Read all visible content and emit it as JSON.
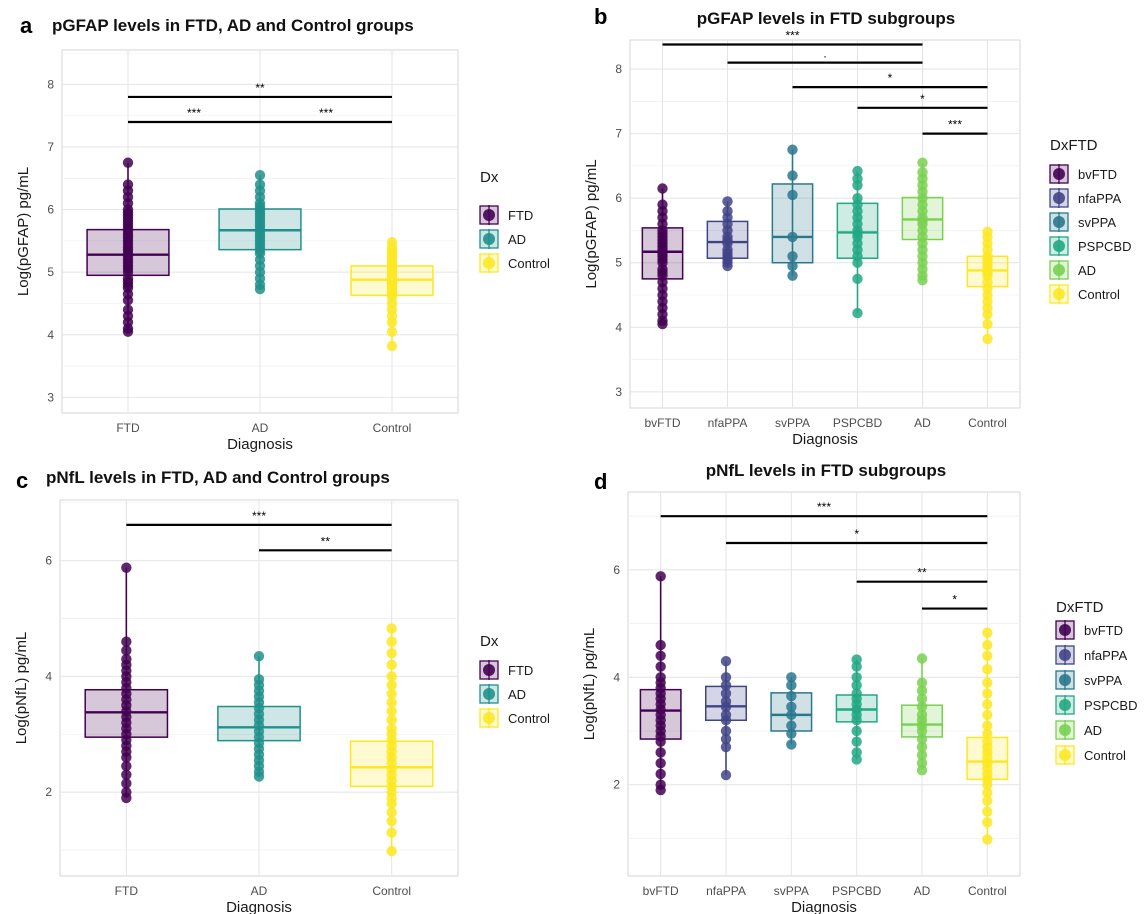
{
  "figure": {
    "panels": [
      {
        "letter": "a",
        "title": "pGFAP levels in FTD, AD and Control groups"
      },
      {
        "letter": "b",
        "title": "pGFAP levels in FTD subgroups"
      },
      {
        "letter": "c",
        "title": "pNfL levels in FTD, AD and Control groups"
      },
      {
        "letter": "d",
        "title": "pNfL levels in FTD subgroups"
      }
    ]
  },
  "colors": {
    "FTD": "#440154",
    "AD": "#21908C",
    "Control": "#FDE725",
    "bvFTD": "#440154",
    "nfaPPA": "#414487",
    "svPPA": "#2A788E",
    "PSPCBD": "#22A884",
    "AD_sub": "#7AD151",
    "Control_sub": "#FDE725"
  },
  "chart_data": [
    {
      "type": "box",
      "panel": "a",
      "title": "pGFAP levels in FTD, AD and Control groups",
      "xlabel": "Diagnosis",
      "ylabel": "Log(pGFAP) pg/mL",
      "ylim": [
        2.75,
        8.55
      ],
      "yticks": [
        3,
        4,
        5,
        6,
        7,
        8
      ],
      "grid": true,
      "categories": [
        "FTD",
        "AD",
        "Control"
      ],
      "legend": {
        "title": "Dx",
        "entries": [
          "FTD",
          "AD",
          "Control"
        ],
        "position": "right"
      },
      "boxes": [
        {
          "name": "FTD",
          "q1": 4.95,
          "median": 5.28,
          "q3": 5.68,
          "min": 4.05,
          "max": 6.75,
          "points": [
            4.05,
            4.1,
            4.2,
            4.3,
            4.4,
            4.55,
            4.65,
            4.75,
            4.8,
            4.85,
            4.9,
            5.0,
            5.05,
            5.1,
            5.15,
            5.2,
            5.25,
            5.3,
            5.35,
            5.4,
            5.45,
            5.5,
            5.55,
            5.6,
            5.65,
            5.7,
            5.75,
            5.8,
            5.85,
            5.9,
            5.95,
            6.0,
            6.1,
            6.2,
            6.3,
            6.4,
            6.75
          ]
        },
        {
          "name": "AD",
          "q1": 5.36,
          "median": 5.67,
          "q3": 6.01,
          "min": 4.73,
          "max": 6.55,
          "points": [
            4.73,
            4.8,
            4.9,
            5.0,
            5.1,
            5.2,
            5.3,
            5.35,
            5.4,
            5.45,
            5.5,
            5.55,
            5.6,
            5.65,
            5.7,
            5.75,
            5.8,
            5.85,
            5.9,
            5.95,
            6.0,
            6.05,
            6.1,
            6.2,
            6.3,
            6.4,
            6.55
          ]
        },
        {
          "name": "Control",
          "q1": 4.63,
          "median": 4.88,
          "q3": 5.1,
          "min": 3.82,
          "max": 5.48,
          "points": [
            3.82,
            4.05,
            4.2,
            4.3,
            4.4,
            4.5,
            4.6,
            4.65,
            4.7,
            4.75,
            4.8,
            4.85,
            4.9,
            4.95,
            5.0,
            5.05,
            5.1,
            5.15,
            5.2,
            5.25,
            5.3,
            5.35,
            5.4,
            5.48
          ]
        }
      ],
      "annotations": [
        {
          "from": "FTD",
          "to": "Control",
          "y": 7.8,
          "label": "**"
        },
        {
          "from": "FTD",
          "to": "AD",
          "y": 7.4,
          "label": "***"
        },
        {
          "from": "AD",
          "to": "Control",
          "y": 7.4,
          "label": "***"
        }
      ]
    },
    {
      "type": "box",
      "panel": "b",
      "title": "pGFAP levels in FTD subgroups",
      "xlabel": "Diagnosis",
      "ylabel": "Log(pGFAP) pg/mL",
      "ylim": [
        2.75,
        8.45
      ],
      "yticks": [
        3,
        4,
        5,
        6,
        7,
        8
      ],
      "grid": true,
      "categories": [
        "bvFTD",
        "nfaPPA",
        "svPPA",
        "PSPCBD",
        "AD",
        "Control"
      ],
      "legend": {
        "title": "DxFTD",
        "entries": [
          "bvFTD",
          "nfaPPA",
          "svPPA",
          "PSPCBD",
          "AD",
          "Control"
        ],
        "position": "right"
      },
      "boxes": [
        {
          "name": "bvFTD",
          "q1": 4.75,
          "median": 5.17,
          "q3": 5.54,
          "min": 4.05,
          "max": 6.15,
          "points": [
            4.05,
            4.1,
            4.2,
            4.3,
            4.4,
            4.5,
            4.6,
            4.7,
            4.8,
            4.85,
            4.9,
            5.0,
            5.05,
            5.1,
            5.15,
            5.2,
            5.25,
            5.3,
            5.35,
            5.4,
            5.45,
            5.5,
            5.6,
            5.7,
            5.8,
            5.9,
            6.15
          ]
        },
        {
          "name": "nfaPPA",
          "q1": 5.07,
          "median": 5.32,
          "q3": 5.64,
          "min": 4.95,
          "max": 5.95,
          "points": [
            4.95,
            5.0,
            5.05,
            5.1,
            5.15,
            5.2,
            5.3,
            5.35,
            5.4,
            5.5,
            5.6,
            5.7,
            5.8,
            5.95
          ]
        },
        {
          "name": "svPPA",
          "q1": 5.0,
          "median": 5.4,
          "q3": 6.22,
          "min": 4.8,
          "max": 6.75,
          "points": [
            4.8,
            4.95,
            5.1,
            5.4,
            6.05,
            6.35,
            6.75
          ]
        },
        {
          "name": "PSPCBD",
          "q1": 5.07,
          "median": 5.47,
          "q3": 5.92,
          "min": 4.22,
          "max": 6.42,
          "points": [
            4.22,
            4.75,
            5.0,
            5.1,
            5.2,
            5.3,
            5.4,
            5.45,
            5.5,
            5.6,
            5.7,
            5.8,
            5.9,
            6.0,
            6.2,
            6.3,
            6.42
          ]
        },
        {
          "name": "AD",
          "q1": 5.36,
          "median": 5.67,
          "q3": 6.01,
          "min": 4.73,
          "max": 6.55,
          "points": [
            4.73,
            4.8,
            4.9,
            5.0,
            5.1,
            5.2,
            5.3,
            5.4,
            5.5,
            5.6,
            5.65,
            5.7,
            5.8,
            5.9,
            6.0,
            6.1,
            6.2,
            6.3,
            6.4,
            6.55
          ]
        },
        {
          "name": "Control",
          "q1": 4.63,
          "median": 4.88,
          "q3": 5.1,
          "min": 3.82,
          "max": 5.48,
          "points": [
            3.82,
            4.05,
            4.2,
            4.3,
            4.4,
            4.5,
            4.6,
            4.7,
            4.8,
            4.85,
            4.9,
            4.95,
            5.0,
            5.05,
            5.1,
            5.2,
            5.3,
            5.4,
            5.48
          ]
        }
      ],
      "annotations": [
        {
          "from": "bvFTD",
          "to": "AD",
          "y": 8.38,
          "label": "***"
        },
        {
          "from": "nfaPPA",
          "to": "AD",
          "y": 8.1,
          "label": "."
        },
        {
          "from": "svPPA",
          "to": "Control",
          "y": 7.72,
          "label": "*"
        },
        {
          "from": "PSPCBD",
          "to": "Control",
          "y": 7.4,
          "label": "*"
        },
        {
          "from": "AD",
          "to": "Control",
          "y": 7.0,
          "label": "***"
        }
      ]
    },
    {
      "type": "box",
      "panel": "c",
      "title": "pNfL levels in FTD, AD and Control groups",
      "xlabel": "Diagnosis",
      "ylabel": "Log(pNfL) pg/mL",
      "ylim": [
        0.55,
        7.05
      ],
      "yticks": [
        2,
        4,
        6
      ],
      "grid": true,
      "categories": [
        "FTD",
        "AD",
        "Control"
      ],
      "legend": {
        "title": "Dx",
        "entries": [
          "FTD",
          "AD",
          "Control"
        ],
        "position": "right"
      },
      "boxes": [
        {
          "name": "FTD",
          "q1": 2.95,
          "median": 3.38,
          "q3": 3.77,
          "min": 1.9,
          "max": 5.88,
          "points": [
            1.9,
            2.0,
            2.15,
            2.3,
            2.45,
            2.6,
            2.7,
            2.8,
            2.9,
            3.0,
            3.1,
            3.2,
            3.3,
            3.4,
            3.5,
            3.6,
            3.7,
            3.8,
            3.9,
            4.0,
            4.1,
            4.2,
            4.3,
            4.45,
            4.6,
            5.88
          ]
        },
        {
          "name": "AD",
          "q1": 2.89,
          "median": 3.12,
          "q3": 3.48,
          "min": 2.27,
          "max": 4.35,
          "points": [
            2.27,
            2.35,
            2.45,
            2.55,
            2.65,
            2.75,
            2.85,
            2.95,
            3.05,
            3.15,
            3.25,
            3.35,
            3.45,
            3.55,
            3.65,
            3.75,
            3.85,
            3.95,
            4.35
          ]
        },
        {
          "name": "Control",
          "q1": 2.1,
          "median": 2.43,
          "q3": 2.88,
          "min": 0.98,
          "max": 4.83,
          "points": [
            0.98,
            1.3,
            1.5,
            1.65,
            1.8,
            1.9,
            2.0,
            2.1,
            2.2,
            2.3,
            2.4,
            2.5,
            2.6,
            2.7,
            2.8,
            2.9,
            3.0,
            3.1,
            3.25,
            3.4,
            3.55,
            3.7,
            3.85,
            4.0,
            4.2,
            4.4,
            4.6,
            4.83
          ]
        }
      ],
      "annotations": [
        {
          "from": "FTD",
          "to": "Control",
          "y": 6.62,
          "label": "***"
        },
        {
          "from": "AD",
          "to": "Control",
          "y": 6.18,
          "label": "**"
        }
      ]
    },
    {
      "type": "box",
      "panel": "d",
      "title": "pNfL levels in FTD subgroups",
      "xlabel": "Diagnosis",
      "ylabel": "Log(pNfL) pg/mL",
      "ylim": [
        0.3,
        7.45
      ],
      "yticks": [
        2,
        4,
        6
      ],
      "grid": true,
      "categories": [
        "bvFTD",
        "nfaPPA",
        "svPPA",
        "PSPCBD",
        "AD",
        "Control"
      ],
      "legend": {
        "title": "DxFTD",
        "entries": [
          "bvFTD",
          "nfaPPA",
          "svPPA",
          "PSPCBD",
          "AD",
          "Control"
        ],
        "position": "right"
      },
      "boxes": [
        {
          "name": "bvFTD",
          "q1": 2.85,
          "median": 3.38,
          "q3": 3.77,
          "min": 1.9,
          "max": 5.88,
          "points": [
            1.9,
            2.0,
            2.2,
            2.4,
            2.6,
            2.8,
            2.9,
            3.0,
            3.1,
            3.2,
            3.3,
            3.4,
            3.5,
            3.6,
            3.7,
            3.8,
            3.9,
            4.0,
            4.2,
            4.4,
            4.6,
            5.88
          ]
        },
        {
          "name": "nfaPPA",
          "q1": 3.2,
          "median": 3.46,
          "q3": 3.83,
          "min": 2.18,
          "max": 4.3,
          "points": [
            2.18,
            2.7,
            2.85,
            3.0,
            3.2,
            3.3,
            3.45,
            3.55,
            3.7,
            3.85,
            4.0,
            4.3
          ]
        },
        {
          "name": "svPPA",
          "q1": 3.0,
          "median": 3.3,
          "q3": 3.71,
          "min": 2.75,
          "max": 4.0,
          "points": [
            2.75,
            2.95,
            3.1,
            3.3,
            3.45,
            3.65,
            3.85,
            4.0
          ]
        },
        {
          "name": "PSPCBD",
          "q1": 3.17,
          "median": 3.4,
          "q3": 3.67,
          "min": 2.47,
          "max": 4.33,
          "points": [
            2.47,
            2.6,
            2.8,
            3.0,
            3.2,
            3.3,
            3.4,
            3.5,
            3.6,
            3.7,
            3.85,
            4.0,
            4.2,
            4.33
          ]
        },
        {
          "name": "AD",
          "q1": 2.89,
          "median": 3.12,
          "q3": 3.48,
          "min": 2.27,
          "max": 4.35,
          "points": [
            2.27,
            2.4,
            2.55,
            2.7,
            2.85,
            3.0,
            3.1,
            3.2,
            3.3,
            3.45,
            3.6,
            3.75,
            3.9,
            4.35
          ]
        },
        {
          "name": "Control",
          "q1": 2.1,
          "median": 2.43,
          "q3": 2.88,
          "min": 0.98,
          "max": 4.83,
          "points": [
            0.98,
            1.3,
            1.5,
            1.7,
            1.85,
            2.0,
            2.1,
            2.2,
            2.3,
            2.4,
            2.5,
            2.6,
            2.7,
            2.8,
            2.95,
            3.1,
            3.3,
            3.5,
            3.7,
            3.9,
            4.15,
            4.4,
            4.6,
            4.83
          ]
        }
      ],
      "annotations": [
        {
          "from": "bvFTD",
          "to": "Control",
          "y": 7.0,
          "label": "***"
        },
        {
          "from": "nfaPPA",
          "to": "Control",
          "y": 6.5,
          "label": "*"
        },
        {
          "from": "PSPCBD",
          "to": "Control",
          "y": 5.78,
          "label": "**"
        },
        {
          "from": "AD",
          "to": "Control",
          "y": 5.28,
          "label": "*"
        }
      ]
    }
  ]
}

> WHAT THE TASK ASKS:
Report all lines of the material that contain the word "title".

> OUTPUT OF THE EXERCISE:
        "title": "pGFAP levels in FTD, AD and Control groups"
        "title": "pGFAP levels in FTD subgroups"
        "title": "pNfL levels in FTD, AD and Control groups"
        "title": "pNfL levels in FTD subgroups"
      "title": "pGFAP levels in FTD, AD and Control groups",
        "title": "Dx",
      "title": "pGFAP levels in FTD subgroups",
        "title": "DxFTD",
      "title": "pNfL levels in FTD, AD and Control groups",
        "title": "Dx",
      "title": "pNfL levels in FTD subgroups",
        "title": "DxFTD",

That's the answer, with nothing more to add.